GIVEN PROBLEM:
Restate each of the lines given below, word for word.

Figure data in JSON
>>>

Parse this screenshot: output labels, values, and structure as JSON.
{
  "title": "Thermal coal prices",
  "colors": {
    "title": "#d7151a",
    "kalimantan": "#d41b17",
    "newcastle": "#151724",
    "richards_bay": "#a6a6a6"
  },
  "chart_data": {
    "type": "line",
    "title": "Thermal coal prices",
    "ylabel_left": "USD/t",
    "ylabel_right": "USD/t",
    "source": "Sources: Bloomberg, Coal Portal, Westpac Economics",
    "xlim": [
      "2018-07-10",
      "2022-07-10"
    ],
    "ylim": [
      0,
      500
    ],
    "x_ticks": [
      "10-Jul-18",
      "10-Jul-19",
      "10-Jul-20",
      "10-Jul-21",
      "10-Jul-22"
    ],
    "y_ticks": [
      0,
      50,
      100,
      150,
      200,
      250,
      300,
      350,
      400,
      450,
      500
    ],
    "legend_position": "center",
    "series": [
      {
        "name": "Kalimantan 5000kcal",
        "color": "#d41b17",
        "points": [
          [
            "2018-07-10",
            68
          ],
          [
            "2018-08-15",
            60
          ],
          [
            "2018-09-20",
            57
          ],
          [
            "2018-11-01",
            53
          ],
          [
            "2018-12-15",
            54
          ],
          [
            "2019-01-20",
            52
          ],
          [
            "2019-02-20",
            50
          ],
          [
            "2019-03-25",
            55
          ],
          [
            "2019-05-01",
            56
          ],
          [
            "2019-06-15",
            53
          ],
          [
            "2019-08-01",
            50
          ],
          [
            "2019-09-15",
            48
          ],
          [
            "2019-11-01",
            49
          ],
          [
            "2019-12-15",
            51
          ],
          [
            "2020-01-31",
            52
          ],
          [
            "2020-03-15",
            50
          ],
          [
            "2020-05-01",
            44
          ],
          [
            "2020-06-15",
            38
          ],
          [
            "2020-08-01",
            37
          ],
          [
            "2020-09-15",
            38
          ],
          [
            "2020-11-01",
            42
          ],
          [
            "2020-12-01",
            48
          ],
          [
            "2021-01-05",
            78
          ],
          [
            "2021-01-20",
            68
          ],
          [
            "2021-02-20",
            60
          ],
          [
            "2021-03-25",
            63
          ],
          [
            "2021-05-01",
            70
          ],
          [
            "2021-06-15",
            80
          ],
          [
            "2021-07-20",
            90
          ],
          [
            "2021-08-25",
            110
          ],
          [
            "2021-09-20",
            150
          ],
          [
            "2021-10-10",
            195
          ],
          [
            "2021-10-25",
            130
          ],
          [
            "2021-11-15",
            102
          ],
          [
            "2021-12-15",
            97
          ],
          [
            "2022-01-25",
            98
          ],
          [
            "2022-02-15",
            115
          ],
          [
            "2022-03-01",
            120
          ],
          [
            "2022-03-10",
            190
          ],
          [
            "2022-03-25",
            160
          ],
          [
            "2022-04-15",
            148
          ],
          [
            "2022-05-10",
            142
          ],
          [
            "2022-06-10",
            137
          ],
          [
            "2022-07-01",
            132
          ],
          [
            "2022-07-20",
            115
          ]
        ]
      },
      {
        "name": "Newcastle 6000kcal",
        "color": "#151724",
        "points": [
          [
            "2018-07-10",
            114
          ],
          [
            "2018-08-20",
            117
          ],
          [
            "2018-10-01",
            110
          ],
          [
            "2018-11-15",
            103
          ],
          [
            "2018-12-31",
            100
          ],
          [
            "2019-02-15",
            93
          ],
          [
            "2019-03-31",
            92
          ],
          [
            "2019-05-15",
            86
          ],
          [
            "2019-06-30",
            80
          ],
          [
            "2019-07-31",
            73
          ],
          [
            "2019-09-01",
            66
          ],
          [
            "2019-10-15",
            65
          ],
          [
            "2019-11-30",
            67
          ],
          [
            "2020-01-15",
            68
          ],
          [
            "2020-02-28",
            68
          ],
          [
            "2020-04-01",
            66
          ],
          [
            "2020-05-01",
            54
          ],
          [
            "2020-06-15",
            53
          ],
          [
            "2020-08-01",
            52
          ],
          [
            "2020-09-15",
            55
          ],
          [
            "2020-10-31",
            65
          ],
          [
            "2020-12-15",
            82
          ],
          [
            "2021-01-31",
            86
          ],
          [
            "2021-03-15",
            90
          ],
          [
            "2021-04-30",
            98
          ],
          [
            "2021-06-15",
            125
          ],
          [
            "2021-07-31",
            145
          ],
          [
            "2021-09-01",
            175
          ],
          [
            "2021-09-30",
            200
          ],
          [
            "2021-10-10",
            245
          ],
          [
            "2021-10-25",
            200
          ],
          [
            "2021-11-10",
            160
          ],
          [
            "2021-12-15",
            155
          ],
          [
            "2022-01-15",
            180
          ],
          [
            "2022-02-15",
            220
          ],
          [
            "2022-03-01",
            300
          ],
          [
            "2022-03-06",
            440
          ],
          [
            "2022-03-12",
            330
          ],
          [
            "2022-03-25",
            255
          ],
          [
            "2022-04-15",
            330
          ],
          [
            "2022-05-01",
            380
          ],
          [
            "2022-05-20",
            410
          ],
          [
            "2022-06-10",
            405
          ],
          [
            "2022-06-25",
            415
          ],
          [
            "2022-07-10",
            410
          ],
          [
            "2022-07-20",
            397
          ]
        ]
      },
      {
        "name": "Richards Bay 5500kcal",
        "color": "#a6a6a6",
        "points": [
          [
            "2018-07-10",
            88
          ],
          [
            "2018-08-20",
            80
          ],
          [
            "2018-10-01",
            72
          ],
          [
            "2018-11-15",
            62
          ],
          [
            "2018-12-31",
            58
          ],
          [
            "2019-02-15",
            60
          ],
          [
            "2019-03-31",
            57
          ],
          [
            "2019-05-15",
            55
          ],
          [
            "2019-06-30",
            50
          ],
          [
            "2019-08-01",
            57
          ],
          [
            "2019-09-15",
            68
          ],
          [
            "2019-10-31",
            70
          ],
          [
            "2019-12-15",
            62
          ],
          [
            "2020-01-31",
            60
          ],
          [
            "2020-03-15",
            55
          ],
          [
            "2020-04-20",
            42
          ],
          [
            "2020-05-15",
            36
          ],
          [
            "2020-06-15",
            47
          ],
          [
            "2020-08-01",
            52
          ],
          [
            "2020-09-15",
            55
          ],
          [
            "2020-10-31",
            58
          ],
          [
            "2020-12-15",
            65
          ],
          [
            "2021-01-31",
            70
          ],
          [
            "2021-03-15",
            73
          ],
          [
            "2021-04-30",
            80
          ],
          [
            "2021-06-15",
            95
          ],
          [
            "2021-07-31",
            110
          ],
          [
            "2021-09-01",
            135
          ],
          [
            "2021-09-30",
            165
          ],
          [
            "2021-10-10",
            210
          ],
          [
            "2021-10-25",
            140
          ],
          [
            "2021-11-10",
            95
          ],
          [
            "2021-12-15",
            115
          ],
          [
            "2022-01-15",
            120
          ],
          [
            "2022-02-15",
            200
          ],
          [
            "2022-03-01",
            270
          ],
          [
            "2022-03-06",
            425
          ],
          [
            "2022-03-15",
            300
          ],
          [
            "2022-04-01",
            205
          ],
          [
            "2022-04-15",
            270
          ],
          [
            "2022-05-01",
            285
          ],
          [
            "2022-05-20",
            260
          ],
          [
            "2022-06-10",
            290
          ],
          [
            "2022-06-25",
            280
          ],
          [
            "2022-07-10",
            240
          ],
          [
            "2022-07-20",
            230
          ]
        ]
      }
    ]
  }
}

<<<

EXERCISE RESULT:
Parse this screenshot: output labels, values, and structure as JSON.
{
  "title": "Thermal coal prices",
  "colors": {
    "title": "#d7151a",
    "kalimantan": "#d41b17",
    "newcastle": "#151724",
    "richards_bay": "#a6a6a6"
  },
  "chart_data": {
    "type": "line",
    "title": "Thermal coal prices",
    "ylabel_left": "USD/t",
    "ylabel_right": "USD/t",
    "source": "Sources: Bloomberg, Coal Portal, Westpac Economics",
    "xlim": [
      "2018-07-10",
      "2022-07-10"
    ],
    "ylim": [
      0,
      500
    ],
    "x_ticks": [
      "10-Jul-18",
      "10-Jul-19",
      "10-Jul-20",
      "10-Jul-21",
      "10-Jul-22"
    ],
    "y_ticks": [
      0,
      50,
      100,
      150,
      200,
      250,
      300,
      350,
      400,
      450,
      500
    ],
    "legend_position": "center",
    "series": [
      {
        "name": "Kalimantan 5000kcal",
        "color": "#d41b17",
        "points": [
          [
            "2018-07-10",
            68
          ],
          [
            "2018-08-15",
            60
          ],
          [
            "2018-09-20",
            57
          ],
          [
            "2018-11-01",
            53
          ],
          [
            "2018-12-15",
            54
          ],
          [
            "2019-01-20",
            52
          ],
          [
            "2019-02-20",
            50
          ],
          [
            "2019-03-25",
            55
          ],
          [
            "2019-05-01",
            56
          ],
          [
            "2019-06-15",
            53
          ],
          [
            "2019-08-01",
            50
          ],
          [
            "2019-09-15",
            48
          ],
          [
            "2019-11-01",
            49
          ],
          [
            "2019-12-15",
            51
          ],
          [
            "2020-01-31",
            52
          ],
          [
            "2020-03-15",
            50
          ],
          [
            "2020-05-01",
            44
          ],
          [
            "2020-06-15",
            38
          ],
          [
            "2020-08-01",
            37
          ],
          [
            "2020-09-15",
            38
          ],
          [
            "2020-11-01",
            42
          ],
          [
            "2020-12-01",
            48
          ],
          [
            "2021-01-05",
            78
          ],
          [
            "2021-01-20",
            68
          ],
          [
            "2021-02-20",
            60
          ],
          [
            "2021-03-25",
            63
          ],
          [
            "2021-05-01",
            70
          ],
          [
            "2021-06-15",
            80
          ],
          [
            "2021-07-20",
            90
          ],
          [
            "2021-08-25",
            110
          ],
          [
            "2021-09-20",
            150
          ],
          [
            "2021-10-10",
            195
          ],
          [
            "2021-10-25",
            130
          ],
          [
            "2021-11-15",
            102
          ],
          [
            "2021-12-15",
            97
          ],
          [
            "2022-01-25",
            98
          ],
          [
            "2022-02-15",
            115
          ],
          [
            "2022-03-01",
            120
          ],
          [
            "2022-03-10",
            190
          ],
          [
            "2022-03-25",
            160
          ],
          [
            "2022-04-15",
            148
          ],
          [
            "2022-05-10",
            142
          ],
          [
            "2022-06-10",
            137
          ],
          [
            "2022-07-01",
            132
          ],
          [
            "2022-07-20",
            115
          ]
        ]
      },
      {
        "name": "Newcastle 6000kcal",
        "color": "#151724",
        "points": [
          [
            "2018-07-10",
            114
          ],
          [
            "2018-08-20",
            117
          ],
          [
            "2018-10-01",
            110
          ],
          [
            "2018-11-15",
            103
          ],
          [
            "2018-12-31",
            100
          ],
          [
            "2019-02-15",
            93
          ],
          [
            "2019-03-31",
            92
          ],
          [
            "2019-05-15",
            86
          ],
          [
            "2019-06-30",
            80
          ],
          [
            "2019-07-31",
            73
          ],
          [
            "2019-09-01",
            66
          ],
          [
            "2019-10-15",
            65
          ],
          [
            "2019-11-30",
            67
          ],
          [
            "2020-01-15",
            68
          ],
          [
            "2020-02-28",
            68
          ],
          [
            "2020-04-01",
            66
          ],
          [
            "2020-05-01",
            54
          ],
          [
            "2020-06-15",
            53
          ],
          [
            "2020-08-01",
            52
          ],
          [
            "2020-09-15",
            55
          ],
          [
            "2020-10-31",
            65
          ],
          [
            "2020-12-15",
            82
          ],
          [
            "2021-01-31",
            86
          ],
          [
            "2021-03-15",
            90
          ],
          [
            "2021-04-30",
            98
          ],
          [
            "2021-06-15",
            125
          ],
          [
            "2021-07-31",
            145
          ],
          [
            "2021-09-01",
            175
          ],
          [
            "2021-09-30",
            200
          ],
          [
            "2021-10-10",
            245
          ],
          [
            "2021-10-25",
            200
          ],
          [
            "2021-11-10",
            160
          ],
          [
            "2021-12-15",
            155
          ],
          [
            "2022-01-15",
            180
          ],
          [
            "2022-02-15",
            220
          ],
          [
            "2022-03-01",
            300
          ],
          [
            "2022-03-06",
            440
          ],
          [
            "2022-03-12",
            330
          ],
          [
            "2022-03-25",
            255
          ],
          [
            "2022-04-15",
            330
          ],
          [
            "2022-05-01",
            380
          ],
          [
            "2022-05-20",
            410
          ],
          [
            "2022-06-10",
            405
          ],
          [
            "2022-06-25",
            415
          ],
          [
            "2022-07-10",
            410
          ],
          [
            "2022-07-20",
            397
          ]
        ]
      },
      {
        "name": "Richards Bay 5500kcal",
        "color": "#a6a6a6",
        "points": [
          [
            "2018-07-10",
            88
          ],
          [
            "2018-08-20",
            80
          ],
          [
            "2018-10-01",
            72
          ],
          [
            "2018-11-15",
            62
          ],
          [
            "2018-12-31",
            58
          ],
          [
            "2019-02-15",
            60
          ],
          [
            "2019-03-31",
            57
          ],
          [
            "2019-05-15",
            55
          ],
          [
            "2019-06-30",
            50
          ],
          [
            "2019-08-01",
            57
          ],
          [
            "2019-09-15",
            68
          ],
          [
            "2019-10-31",
            70
          ],
          [
            "2019-12-15",
            62
          ],
          [
            "2020-01-31",
            60
          ],
          [
            "2020-03-15",
            55
          ],
          [
            "2020-04-20",
            42
          ],
          [
            "2020-05-15",
            36
          ],
          [
            "2020-06-15",
            47
          ],
          [
            "2020-08-01",
            52
          ],
          [
            "2020-09-15",
            55
          ],
          [
            "2020-10-31",
            58
          ],
          [
            "2020-12-15",
            65
          ],
          [
            "2021-01-31",
            70
          ],
          [
            "2021-03-15",
            73
          ],
          [
            "2021-04-30",
            80
          ],
          [
            "2021-06-15",
            95
          ],
          [
            "2021-07-31",
            110
          ],
          [
            "2021-09-01",
            135
          ],
          [
            "2021-09-30",
            165
          ],
          [
            "2021-10-10",
            210
          ],
          [
            "2021-10-25",
            140
          ],
          [
            "2021-11-10",
            95
          ],
          [
            "2021-12-15",
            115
          ],
          [
            "2022-01-15",
            120
          ],
          [
            "2022-02-15",
            200
          ],
          [
            "2022-03-01",
            270
          ],
          [
            "2022-03-06",
            425
          ],
          [
            "2022-03-15",
            300
          ],
          [
            "2022-04-01",
            205
          ],
          [
            "2022-04-15",
            270
          ],
          [
            "2022-05-01",
            285
          ],
          [
            "2022-05-20",
            260
          ],
          [
            "2022-06-10",
            290
          ],
          [
            "2022-06-25",
            280
          ],
          [
            "2022-07-10",
            240
          ],
          [
            "2022-07-20",
            230
          ]
        ]
      }
    ]
  }
}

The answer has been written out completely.